AIM OF THE EXERCISE: Each of the entries should be retyped precisely as it appears.

___ DATA FOR THIS TASK

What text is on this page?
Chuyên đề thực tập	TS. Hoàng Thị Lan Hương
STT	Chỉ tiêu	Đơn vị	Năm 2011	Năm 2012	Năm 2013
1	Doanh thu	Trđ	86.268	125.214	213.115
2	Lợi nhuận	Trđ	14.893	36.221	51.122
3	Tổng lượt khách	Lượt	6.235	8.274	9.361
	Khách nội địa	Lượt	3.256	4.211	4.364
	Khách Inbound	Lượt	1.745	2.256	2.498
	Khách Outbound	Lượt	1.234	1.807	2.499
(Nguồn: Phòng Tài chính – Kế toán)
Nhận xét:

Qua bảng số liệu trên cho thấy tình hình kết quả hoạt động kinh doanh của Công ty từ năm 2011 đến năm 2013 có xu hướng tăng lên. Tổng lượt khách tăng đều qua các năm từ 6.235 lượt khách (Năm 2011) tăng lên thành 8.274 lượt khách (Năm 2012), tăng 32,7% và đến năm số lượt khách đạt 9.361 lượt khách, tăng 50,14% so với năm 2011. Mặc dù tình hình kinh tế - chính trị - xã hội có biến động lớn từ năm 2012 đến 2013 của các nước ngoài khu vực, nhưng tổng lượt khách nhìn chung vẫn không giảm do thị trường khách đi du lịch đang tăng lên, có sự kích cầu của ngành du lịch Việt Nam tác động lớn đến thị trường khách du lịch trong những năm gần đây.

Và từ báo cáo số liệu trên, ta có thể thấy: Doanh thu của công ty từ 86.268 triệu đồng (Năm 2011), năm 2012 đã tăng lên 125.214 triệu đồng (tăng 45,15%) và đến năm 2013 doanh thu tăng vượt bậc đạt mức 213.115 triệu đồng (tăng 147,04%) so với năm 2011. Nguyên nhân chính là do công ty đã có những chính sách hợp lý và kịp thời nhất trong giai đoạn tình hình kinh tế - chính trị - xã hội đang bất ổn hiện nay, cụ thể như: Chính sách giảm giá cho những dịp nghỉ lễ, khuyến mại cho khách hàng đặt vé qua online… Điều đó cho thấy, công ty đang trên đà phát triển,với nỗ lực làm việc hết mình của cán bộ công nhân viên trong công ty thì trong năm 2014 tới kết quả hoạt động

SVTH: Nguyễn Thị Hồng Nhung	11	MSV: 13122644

______

RESPONSE:
What text is on this page?
Chuyên đề thực tập	TS. Hoàng Thị Lan Hương
STT	Chỉ tiêu	Đơn vị	Năm 2011	Năm 2012	Năm 2013
1	Doanh thu	Trđ	86.268	125.214	213.115
2	Lợi nhuận	Trđ	14.893	36.221	51.122
3	Tổng lượt khách	Lượt	6.235	8.274	9.361
	Khách nội địa	Lượt	3.256	4.211	4.364
	Khách Inbound	Lượt	1.745	2.256	2.498
	Khách Outbound	Lượt	1.234	1.807	2.499
(Nguồn: Phòng Tài chính – Kế toán)
Nhận xét:

Qua bảng số liệu trên cho thấy tình hình kết quả hoạt động kinh doanh của Công ty từ năm 2011 đến năm 2013 có xu hướng tăng lên. Tổng lượt khách tăng đều qua các năm từ 6.235 lượt khách (Năm 2011) tăng lên thành 8.274 lượt khách (Năm 2012), tăng 32,7% và đến năm số lượt khách đạt 9.361 lượt khách, tăng 50,14% so với năm 2011. Mặc dù tình hình kinh tế - chính trị - xã hội có biến động lớn từ năm 2012 đến 2013 của các nước ngoài khu vực, nhưng tổng lượt khách nhìn chung vẫn không giảm do thị trường khách đi du lịch đang tăng lên, có sự kích cầu của ngành du lịch Việt Nam tác động lớn đến thị trường khách du lịch trong những năm gần đây.

Và từ báo cáo số liệu trên, ta có thể thấy: Doanh thu của công ty từ 86.268 triệu đồng (Năm 2011), năm 2012 đã tăng lên 125.214 triệu đồng (tăng 45,15%) và đến năm 2013 doanh thu tăng vượt bậc đạt mức 213.115 triệu đồng (tăng 147,04%) so với năm 2011. Nguyên nhân chính là do công ty đã có những chính sách hợp lý và kịp thời nhất trong giai đoạn tình hình kinh tế - chính trị - xã hội đang bất ổn hiện nay, cụ thể như: Chính sách giảm giá cho những dịp nghỉ lễ, khuyến mại cho khách hàng đặt vé qua online… Điều đó cho thấy, công ty đang trên đà phát triển,với nỗ lực làm việc hết mình của cán bộ công nhân viên trong công ty thì trong năm 2014 tới kết quả hoạt động

SVTH: Nguyễn Thị Hồng Nhung	11	MSV: 13122644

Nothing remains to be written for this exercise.